* **PROBLEM DETAILS**: Word for word, print each line of the listing below; pictures stay out.

* **MATERIAL TO PROCESS**:
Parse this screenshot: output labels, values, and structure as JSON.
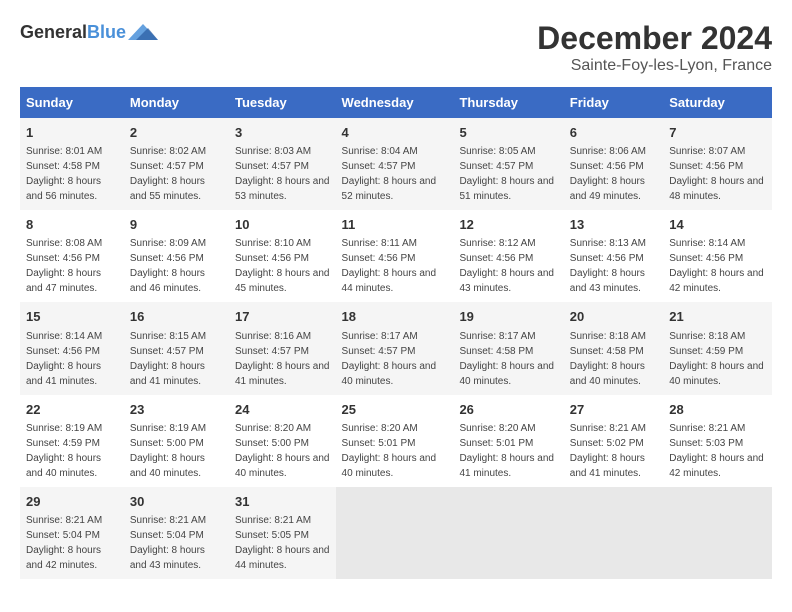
{
  "header": {
    "logo_general": "General",
    "logo_blue": "Blue",
    "month": "December 2024",
    "location": "Sainte-Foy-les-Lyon, France"
  },
  "days_of_week": [
    "Sunday",
    "Monday",
    "Tuesday",
    "Wednesday",
    "Thursday",
    "Friday",
    "Saturday"
  ],
  "weeks": [
    [
      {
        "day": "1",
        "sunrise": "8:01 AM",
        "sunset": "4:58 PM",
        "daylight": "8 hours and 56 minutes."
      },
      {
        "day": "2",
        "sunrise": "8:02 AM",
        "sunset": "4:57 PM",
        "daylight": "8 hours and 55 minutes."
      },
      {
        "day": "3",
        "sunrise": "8:03 AM",
        "sunset": "4:57 PM",
        "daylight": "8 hours and 53 minutes."
      },
      {
        "day": "4",
        "sunrise": "8:04 AM",
        "sunset": "4:57 PM",
        "daylight": "8 hours and 52 minutes."
      },
      {
        "day": "5",
        "sunrise": "8:05 AM",
        "sunset": "4:57 PM",
        "daylight": "8 hours and 51 minutes."
      },
      {
        "day": "6",
        "sunrise": "8:06 AM",
        "sunset": "4:56 PM",
        "daylight": "8 hours and 49 minutes."
      },
      {
        "day": "7",
        "sunrise": "8:07 AM",
        "sunset": "4:56 PM",
        "daylight": "8 hours and 48 minutes."
      }
    ],
    [
      {
        "day": "8",
        "sunrise": "8:08 AM",
        "sunset": "4:56 PM",
        "daylight": "8 hours and 47 minutes."
      },
      {
        "day": "9",
        "sunrise": "8:09 AM",
        "sunset": "4:56 PM",
        "daylight": "8 hours and 46 minutes."
      },
      {
        "day": "10",
        "sunrise": "8:10 AM",
        "sunset": "4:56 PM",
        "daylight": "8 hours and 45 minutes."
      },
      {
        "day": "11",
        "sunrise": "8:11 AM",
        "sunset": "4:56 PM",
        "daylight": "8 hours and 44 minutes."
      },
      {
        "day": "12",
        "sunrise": "8:12 AM",
        "sunset": "4:56 PM",
        "daylight": "8 hours and 43 minutes."
      },
      {
        "day": "13",
        "sunrise": "8:13 AM",
        "sunset": "4:56 PM",
        "daylight": "8 hours and 43 minutes."
      },
      {
        "day": "14",
        "sunrise": "8:14 AM",
        "sunset": "4:56 PM",
        "daylight": "8 hours and 42 minutes."
      }
    ],
    [
      {
        "day": "15",
        "sunrise": "8:14 AM",
        "sunset": "4:56 PM",
        "daylight": "8 hours and 41 minutes."
      },
      {
        "day": "16",
        "sunrise": "8:15 AM",
        "sunset": "4:57 PM",
        "daylight": "8 hours and 41 minutes."
      },
      {
        "day": "17",
        "sunrise": "8:16 AM",
        "sunset": "4:57 PM",
        "daylight": "8 hours and 41 minutes."
      },
      {
        "day": "18",
        "sunrise": "8:17 AM",
        "sunset": "4:57 PM",
        "daylight": "8 hours and 40 minutes."
      },
      {
        "day": "19",
        "sunrise": "8:17 AM",
        "sunset": "4:58 PM",
        "daylight": "8 hours and 40 minutes."
      },
      {
        "day": "20",
        "sunrise": "8:18 AM",
        "sunset": "4:58 PM",
        "daylight": "8 hours and 40 minutes."
      },
      {
        "day": "21",
        "sunrise": "8:18 AM",
        "sunset": "4:59 PM",
        "daylight": "8 hours and 40 minutes."
      }
    ],
    [
      {
        "day": "22",
        "sunrise": "8:19 AM",
        "sunset": "4:59 PM",
        "daylight": "8 hours and 40 minutes."
      },
      {
        "day": "23",
        "sunrise": "8:19 AM",
        "sunset": "5:00 PM",
        "daylight": "8 hours and 40 minutes."
      },
      {
        "day": "24",
        "sunrise": "8:20 AM",
        "sunset": "5:00 PM",
        "daylight": "8 hours and 40 minutes."
      },
      {
        "day": "25",
        "sunrise": "8:20 AM",
        "sunset": "5:01 PM",
        "daylight": "8 hours and 40 minutes."
      },
      {
        "day": "26",
        "sunrise": "8:20 AM",
        "sunset": "5:01 PM",
        "daylight": "8 hours and 41 minutes."
      },
      {
        "day": "27",
        "sunrise": "8:21 AM",
        "sunset": "5:02 PM",
        "daylight": "8 hours and 41 minutes."
      },
      {
        "day": "28",
        "sunrise": "8:21 AM",
        "sunset": "5:03 PM",
        "daylight": "8 hours and 42 minutes."
      }
    ],
    [
      {
        "day": "29",
        "sunrise": "8:21 AM",
        "sunset": "5:04 PM",
        "daylight": "8 hours and 42 minutes."
      },
      {
        "day": "30",
        "sunrise": "8:21 AM",
        "sunset": "5:04 PM",
        "daylight": "8 hours and 43 minutes."
      },
      {
        "day": "31",
        "sunrise": "8:21 AM",
        "sunset": "5:05 PM",
        "daylight": "8 hours and 44 minutes."
      },
      null,
      null,
      null,
      null
    ]
  ]
}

* **TASK RESULT**:
Parse this screenshot: output labels, values, and structure as JSON.
{
  "header": {
    "logo_general": "General",
    "logo_blue": "Blue",
    "month": "December 2024",
    "location": "Sainte-Foy-les-Lyon, France"
  },
  "days_of_week": [
    "Sunday",
    "Monday",
    "Tuesday",
    "Wednesday",
    "Thursday",
    "Friday",
    "Saturday"
  ],
  "weeks": [
    [
      {
        "day": "1",
        "sunrise": "8:01 AM",
        "sunset": "4:58 PM",
        "daylight": "8 hours and 56 minutes."
      },
      {
        "day": "2",
        "sunrise": "8:02 AM",
        "sunset": "4:57 PM",
        "daylight": "8 hours and 55 minutes."
      },
      {
        "day": "3",
        "sunrise": "8:03 AM",
        "sunset": "4:57 PM",
        "daylight": "8 hours and 53 minutes."
      },
      {
        "day": "4",
        "sunrise": "8:04 AM",
        "sunset": "4:57 PM",
        "daylight": "8 hours and 52 minutes."
      },
      {
        "day": "5",
        "sunrise": "8:05 AM",
        "sunset": "4:57 PM",
        "daylight": "8 hours and 51 minutes."
      },
      {
        "day": "6",
        "sunrise": "8:06 AM",
        "sunset": "4:56 PM",
        "daylight": "8 hours and 49 minutes."
      },
      {
        "day": "7",
        "sunrise": "8:07 AM",
        "sunset": "4:56 PM",
        "daylight": "8 hours and 48 minutes."
      }
    ],
    [
      {
        "day": "8",
        "sunrise": "8:08 AM",
        "sunset": "4:56 PM",
        "daylight": "8 hours and 47 minutes."
      },
      {
        "day": "9",
        "sunrise": "8:09 AM",
        "sunset": "4:56 PM",
        "daylight": "8 hours and 46 minutes."
      },
      {
        "day": "10",
        "sunrise": "8:10 AM",
        "sunset": "4:56 PM",
        "daylight": "8 hours and 45 minutes."
      },
      {
        "day": "11",
        "sunrise": "8:11 AM",
        "sunset": "4:56 PM",
        "daylight": "8 hours and 44 minutes."
      },
      {
        "day": "12",
        "sunrise": "8:12 AM",
        "sunset": "4:56 PM",
        "daylight": "8 hours and 43 minutes."
      },
      {
        "day": "13",
        "sunrise": "8:13 AM",
        "sunset": "4:56 PM",
        "daylight": "8 hours and 43 minutes."
      },
      {
        "day": "14",
        "sunrise": "8:14 AM",
        "sunset": "4:56 PM",
        "daylight": "8 hours and 42 minutes."
      }
    ],
    [
      {
        "day": "15",
        "sunrise": "8:14 AM",
        "sunset": "4:56 PM",
        "daylight": "8 hours and 41 minutes."
      },
      {
        "day": "16",
        "sunrise": "8:15 AM",
        "sunset": "4:57 PM",
        "daylight": "8 hours and 41 minutes."
      },
      {
        "day": "17",
        "sunrise": "8:16 AM",
        "sunset": "4:57 PM",
        "daylight": "8 hours and 41 minutes."
      },
      {
        "day": "18",
        "sunrise": "8:17 AM",
        "sunset": "4:57 PM",
        "daylight": "8 hours and 40 minutes."
      },
      {
        "day": "19",
        "sunrise": "8:17 AM",
        "sunset": "4:58 PM",
        "daylight": "8 hours and 40 minutes."
      },
      {
        "day": "20",
        "sunrise": "8:18 AM",
        "sunset": "4:58 PM",
        "daylight": "8 hours and 40 minutes."
      },
      {
        "day": "21",
        "sunrise": "8:18 AM",
        "sunset": "4:59 PM",
        "daylight": "8 hours and 40 minutes."
      }
    ],
    [
      {
        "day": "22",
        "sunrise": "8:19 AM",
        "sunset": "4:59 PM",
        "daylight": "8 hours and 40 minutes."
      },
      {
        "day": "23",
        "sunrise": "8:19 AM",
        "sunset": "5:00 PM",
        "daylight": "8 hours and 40 minutes."
      },
      {
        "day": "24",
        "sunrise": "8:20 AM",
        "sunset": "5:00 PM",
        "daylight": "8 hours and 40 minutes."
      },
      {
        "day": "25",
        "sunrise": "8:20 AM",
        "sunset": "5:01 PM",
        "daylight": "8 hours and 40 minutes."
      },
      {
        "day": "26",
        "sunrise": "8:20 AM",
        "sunset": "5:01 PM",
        "daylight": "8 hours and 41 minutes."
      },
      {
        "day": "27",
        "sunrise": "8:21 AM",
        "sunset": "5:02 PM",
        "daylight": "8 hours and 41 minutes."
      },
      {
        "day": "28",
        "sunrise": "8:21 AM",
        "sunset": "5:03 PM",
        "daylight": "8 hours and 42 minutes."
      }
    ],
    [
      {
        "day": "29",
        "sunrise": "8:21 AM",
        "sunset": "5:04 PM",
        "daylight": "8 hours and 42 minutes."
      },
      {
        "day": "30",
        "sunrise": "8:21 AM",
        "sunset": "5:04 PM",
        "daylight": "8 hours and 43 minutes."
      },
      {
        "day": "31",
        "sunrise": "8:21 AM",
        "sunset": "5:05 PM",
        "daylight": "8 hours and 44 minutes."
      },
      null,
      null,
      null,
      null
    ]
  ]
}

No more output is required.